[Aim of the exercise]: Reproduce every line of the listing from the one containing "siri-icon[interactable]: [643, 2, 650, 8]" down to the one containing "pc-name: سرور ترکیه: [355, 145, 387, 152]", both included, and nothing else.

[Data supplied]:
---------------

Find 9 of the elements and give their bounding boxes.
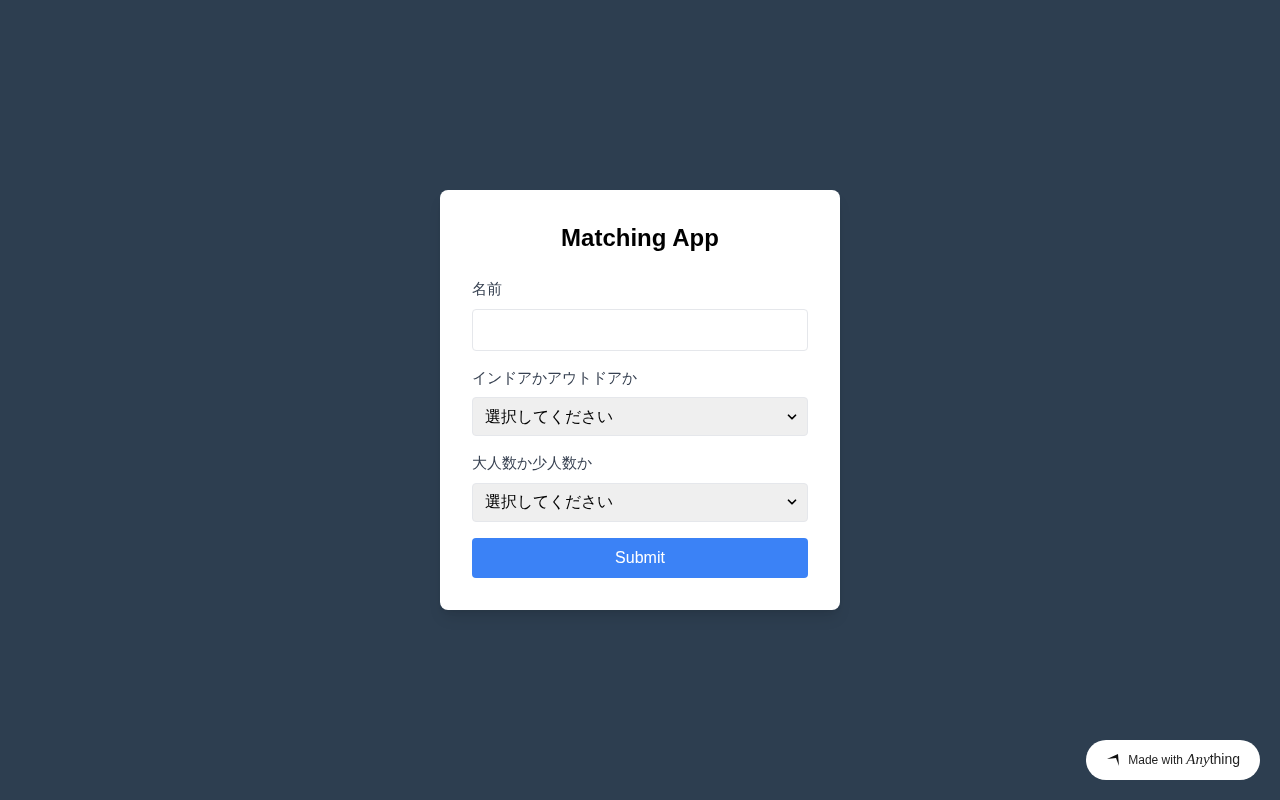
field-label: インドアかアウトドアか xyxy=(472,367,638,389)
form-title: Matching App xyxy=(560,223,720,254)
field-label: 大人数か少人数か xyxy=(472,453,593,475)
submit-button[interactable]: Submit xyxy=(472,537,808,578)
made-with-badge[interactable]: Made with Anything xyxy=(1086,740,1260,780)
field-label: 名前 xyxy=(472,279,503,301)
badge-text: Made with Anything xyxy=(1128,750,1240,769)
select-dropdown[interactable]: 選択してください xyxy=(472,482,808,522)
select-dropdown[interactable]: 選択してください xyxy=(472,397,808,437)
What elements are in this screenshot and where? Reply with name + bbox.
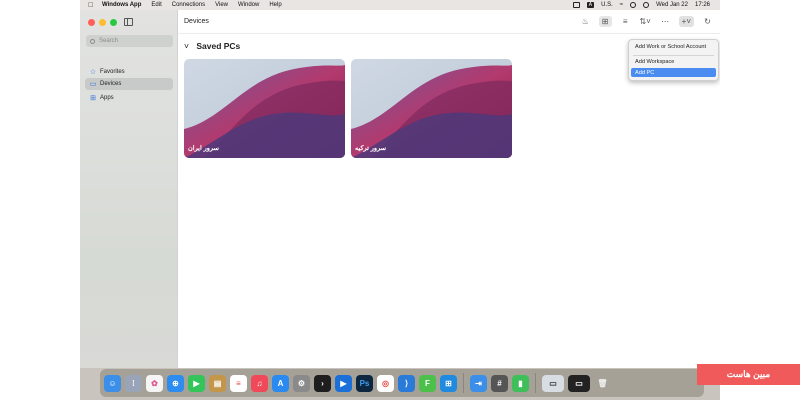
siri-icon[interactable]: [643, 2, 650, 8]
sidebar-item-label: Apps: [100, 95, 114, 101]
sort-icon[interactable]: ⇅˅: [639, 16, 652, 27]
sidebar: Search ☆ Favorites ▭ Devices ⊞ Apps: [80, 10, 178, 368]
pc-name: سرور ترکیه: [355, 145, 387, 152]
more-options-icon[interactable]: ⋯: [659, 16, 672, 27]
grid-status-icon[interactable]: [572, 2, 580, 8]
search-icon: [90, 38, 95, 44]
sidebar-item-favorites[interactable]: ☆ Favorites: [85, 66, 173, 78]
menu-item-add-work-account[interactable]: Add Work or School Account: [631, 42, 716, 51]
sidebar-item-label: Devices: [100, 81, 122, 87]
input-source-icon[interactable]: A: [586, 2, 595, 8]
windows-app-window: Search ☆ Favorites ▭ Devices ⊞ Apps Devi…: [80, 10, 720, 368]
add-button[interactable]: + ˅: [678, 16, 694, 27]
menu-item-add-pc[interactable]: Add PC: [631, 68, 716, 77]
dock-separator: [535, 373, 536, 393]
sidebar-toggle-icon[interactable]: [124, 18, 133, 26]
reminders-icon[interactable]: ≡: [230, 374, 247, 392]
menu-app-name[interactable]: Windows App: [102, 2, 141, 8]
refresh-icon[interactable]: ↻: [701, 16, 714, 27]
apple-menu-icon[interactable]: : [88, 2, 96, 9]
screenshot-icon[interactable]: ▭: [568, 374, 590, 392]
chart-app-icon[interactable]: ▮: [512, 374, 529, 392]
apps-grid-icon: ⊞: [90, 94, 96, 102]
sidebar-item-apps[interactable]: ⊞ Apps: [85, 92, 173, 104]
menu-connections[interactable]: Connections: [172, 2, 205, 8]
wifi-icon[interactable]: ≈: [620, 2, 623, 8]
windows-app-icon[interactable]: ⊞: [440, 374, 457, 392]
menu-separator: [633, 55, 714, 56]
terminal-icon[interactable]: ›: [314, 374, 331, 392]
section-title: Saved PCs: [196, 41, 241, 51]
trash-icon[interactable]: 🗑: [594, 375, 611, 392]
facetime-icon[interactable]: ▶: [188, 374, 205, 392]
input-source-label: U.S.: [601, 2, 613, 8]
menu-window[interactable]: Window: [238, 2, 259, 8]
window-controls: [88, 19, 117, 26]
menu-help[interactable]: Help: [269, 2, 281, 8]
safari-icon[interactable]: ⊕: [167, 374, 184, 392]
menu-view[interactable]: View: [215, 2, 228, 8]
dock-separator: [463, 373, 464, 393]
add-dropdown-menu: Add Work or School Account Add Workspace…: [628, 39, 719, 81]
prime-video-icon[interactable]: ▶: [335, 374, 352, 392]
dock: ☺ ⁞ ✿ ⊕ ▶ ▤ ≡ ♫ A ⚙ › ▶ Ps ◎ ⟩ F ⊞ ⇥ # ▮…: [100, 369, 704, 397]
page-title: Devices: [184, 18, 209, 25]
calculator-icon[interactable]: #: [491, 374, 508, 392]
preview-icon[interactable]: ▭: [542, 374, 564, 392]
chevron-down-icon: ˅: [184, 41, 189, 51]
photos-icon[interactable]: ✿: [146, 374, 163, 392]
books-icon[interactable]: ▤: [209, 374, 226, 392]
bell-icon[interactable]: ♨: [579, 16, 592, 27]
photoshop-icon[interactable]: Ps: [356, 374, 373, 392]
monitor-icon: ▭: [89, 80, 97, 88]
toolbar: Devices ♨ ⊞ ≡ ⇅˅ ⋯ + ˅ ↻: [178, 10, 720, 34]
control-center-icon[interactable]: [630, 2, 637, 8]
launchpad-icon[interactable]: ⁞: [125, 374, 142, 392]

---------------

[Written response]:
siri-icon[interactable]: [643, 2, 650, 8]
sidebar-item-label: Apps: [100, 95, 114, 101]
sort-icon[interactable]: ⇅˅: [639, 16, 652, 27]
sidebar: Search ☆ Favorites ▭ Devices ⊞ Apps: [80, 10, 178, 368]
pc-name: سرور ترکیه: [355, 145, 387, 152]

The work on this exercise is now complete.